# TASK PROMPT
Leave out the pictures and repeat exactly the lines from the one containing "Convert this screenshot" through the end of the records.

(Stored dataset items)
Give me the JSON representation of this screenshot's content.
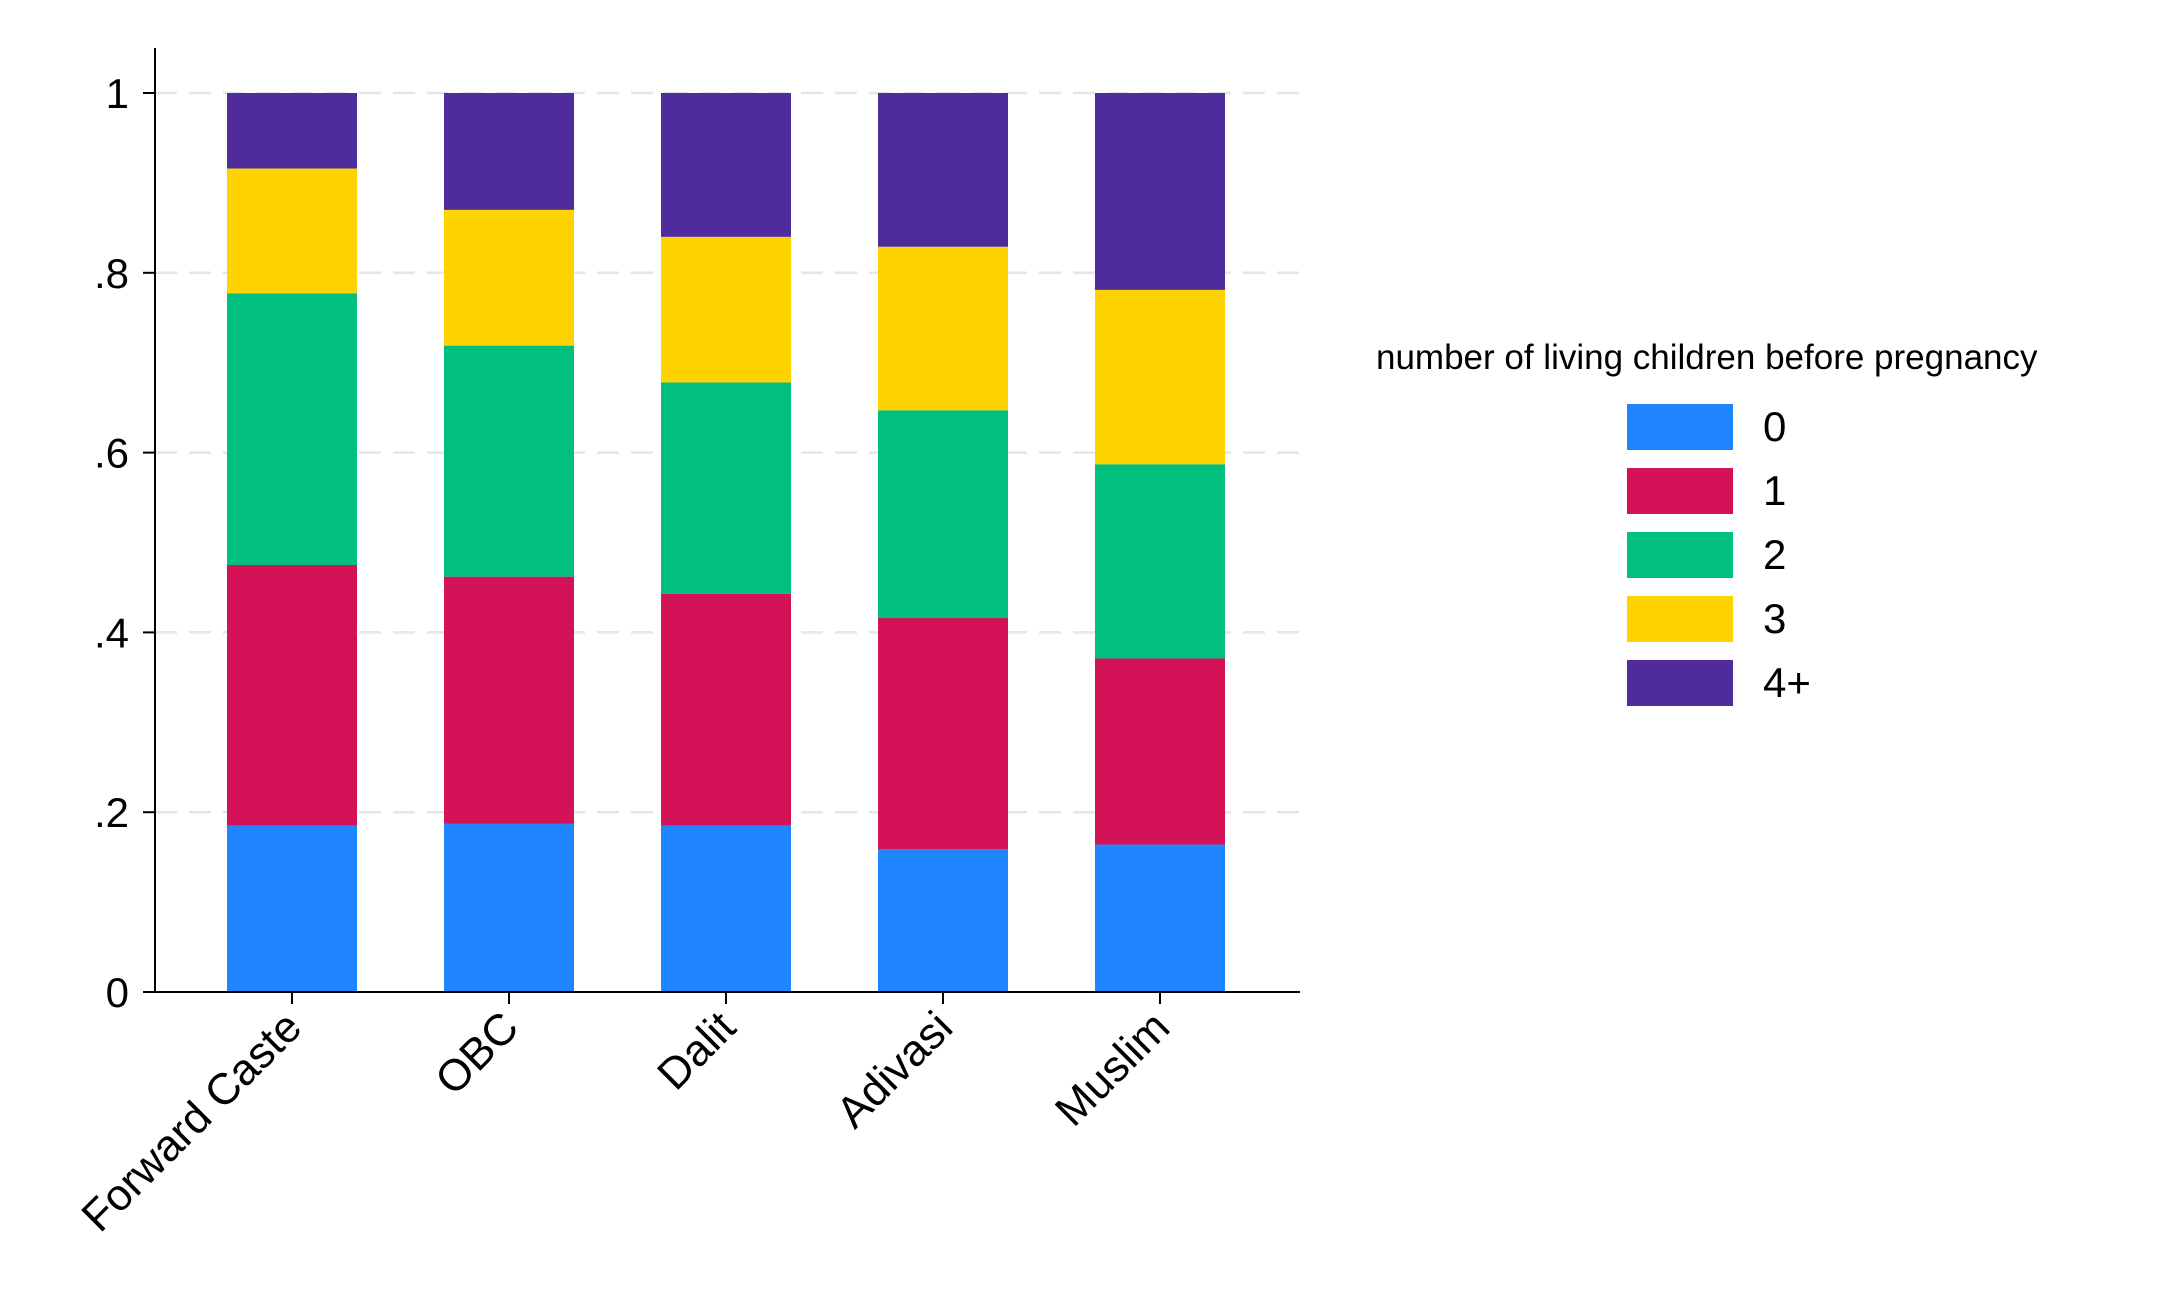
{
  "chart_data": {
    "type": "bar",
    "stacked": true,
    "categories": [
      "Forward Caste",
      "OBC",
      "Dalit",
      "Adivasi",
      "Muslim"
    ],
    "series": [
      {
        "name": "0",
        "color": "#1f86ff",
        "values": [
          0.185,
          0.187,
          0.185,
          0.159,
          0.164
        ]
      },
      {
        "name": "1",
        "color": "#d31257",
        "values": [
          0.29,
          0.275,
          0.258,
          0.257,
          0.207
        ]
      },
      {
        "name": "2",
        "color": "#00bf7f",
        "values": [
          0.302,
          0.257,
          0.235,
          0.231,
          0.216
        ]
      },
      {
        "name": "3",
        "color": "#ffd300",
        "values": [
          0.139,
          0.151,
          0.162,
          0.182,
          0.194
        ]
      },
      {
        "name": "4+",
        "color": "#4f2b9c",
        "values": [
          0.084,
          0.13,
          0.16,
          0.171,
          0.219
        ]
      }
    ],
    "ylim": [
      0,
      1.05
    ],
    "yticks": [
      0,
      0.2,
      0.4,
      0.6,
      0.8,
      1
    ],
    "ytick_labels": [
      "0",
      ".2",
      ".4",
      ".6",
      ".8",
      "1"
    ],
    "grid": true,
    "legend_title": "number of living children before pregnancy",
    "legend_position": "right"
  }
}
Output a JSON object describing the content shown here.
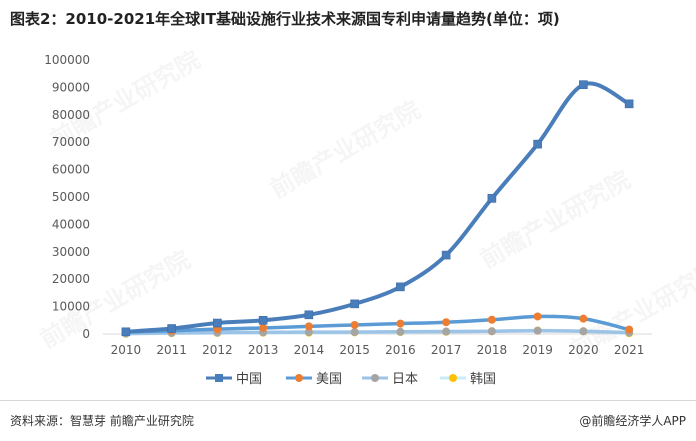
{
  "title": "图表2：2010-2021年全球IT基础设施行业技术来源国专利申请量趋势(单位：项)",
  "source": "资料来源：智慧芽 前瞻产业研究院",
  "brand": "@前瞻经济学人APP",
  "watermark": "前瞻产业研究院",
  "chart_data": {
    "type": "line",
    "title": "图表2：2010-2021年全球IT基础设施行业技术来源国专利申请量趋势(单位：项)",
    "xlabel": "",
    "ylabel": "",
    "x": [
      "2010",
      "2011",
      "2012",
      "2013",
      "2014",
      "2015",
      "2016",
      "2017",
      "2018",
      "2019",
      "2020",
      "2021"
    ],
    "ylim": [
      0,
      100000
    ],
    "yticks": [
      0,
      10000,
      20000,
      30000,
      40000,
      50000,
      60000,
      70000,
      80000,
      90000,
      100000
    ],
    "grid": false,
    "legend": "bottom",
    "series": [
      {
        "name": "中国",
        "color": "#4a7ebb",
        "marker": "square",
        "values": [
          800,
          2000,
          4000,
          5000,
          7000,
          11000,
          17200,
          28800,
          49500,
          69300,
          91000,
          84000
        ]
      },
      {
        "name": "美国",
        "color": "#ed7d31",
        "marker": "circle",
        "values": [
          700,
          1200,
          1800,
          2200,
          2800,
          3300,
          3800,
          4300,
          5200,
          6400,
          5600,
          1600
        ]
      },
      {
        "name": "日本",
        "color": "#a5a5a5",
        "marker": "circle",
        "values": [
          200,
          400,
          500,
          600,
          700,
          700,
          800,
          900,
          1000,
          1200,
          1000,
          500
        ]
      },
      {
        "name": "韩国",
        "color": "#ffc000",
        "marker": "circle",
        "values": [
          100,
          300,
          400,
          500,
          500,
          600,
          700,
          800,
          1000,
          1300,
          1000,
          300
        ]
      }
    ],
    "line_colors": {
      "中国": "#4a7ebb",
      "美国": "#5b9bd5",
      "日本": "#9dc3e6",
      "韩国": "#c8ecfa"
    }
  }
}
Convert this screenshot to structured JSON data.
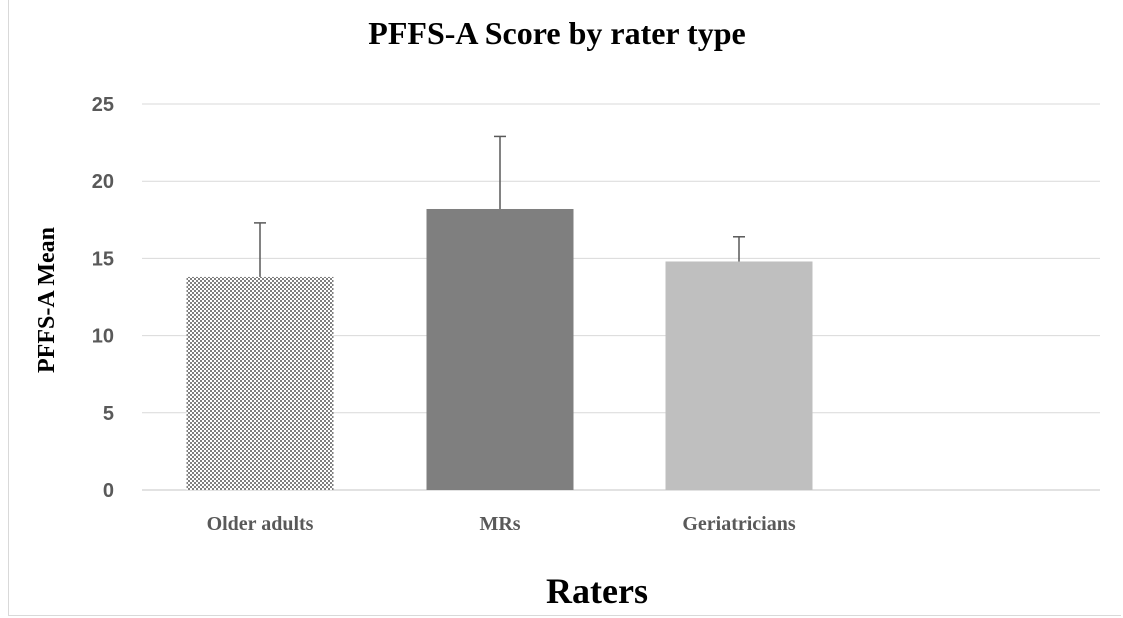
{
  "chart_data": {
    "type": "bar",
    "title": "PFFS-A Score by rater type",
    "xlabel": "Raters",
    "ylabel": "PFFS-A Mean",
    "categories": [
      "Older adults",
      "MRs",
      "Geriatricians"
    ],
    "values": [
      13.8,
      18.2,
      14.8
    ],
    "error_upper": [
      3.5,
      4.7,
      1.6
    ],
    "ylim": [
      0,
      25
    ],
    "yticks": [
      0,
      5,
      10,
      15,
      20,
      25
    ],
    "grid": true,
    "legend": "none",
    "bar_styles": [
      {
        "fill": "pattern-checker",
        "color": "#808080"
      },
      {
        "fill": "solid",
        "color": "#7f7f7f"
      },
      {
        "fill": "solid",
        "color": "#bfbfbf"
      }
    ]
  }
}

# EXERCISE RESPONSE
Convert this screenshot to structured JSON data.
{
  "chart_data": {
    "type": "bar",
    "title": "PFFS-A Score by rater type",
    "xlabel": "Raters",
    "ylabel": "PFFS-A Mean",
    "categories": [
      "Older adults",
      "MRs",
      "Geriatricians"
    ],
    "values": [
      13.8,
      18.2,
      14.8
    ],
    "error_upper": [
      3.5,
      4.7,
      1.6
    ],
    "ylim": [
      0,
      25
    ],
    "yticks": [
      0,
      5,
      10,
      15,
      20,
      25
    ],
    "grid": true,
    "legend": "none",
    "bar_styles": [
      {
        "fill": "pattern-checker",
        "color": "#808080"
      },
      {
        "fill": "solid",
        "color": "#7f7f7f"
      },
      {
        "fill": "solid",
        "color": "#bfbfbf"
      }
    ]
  }
}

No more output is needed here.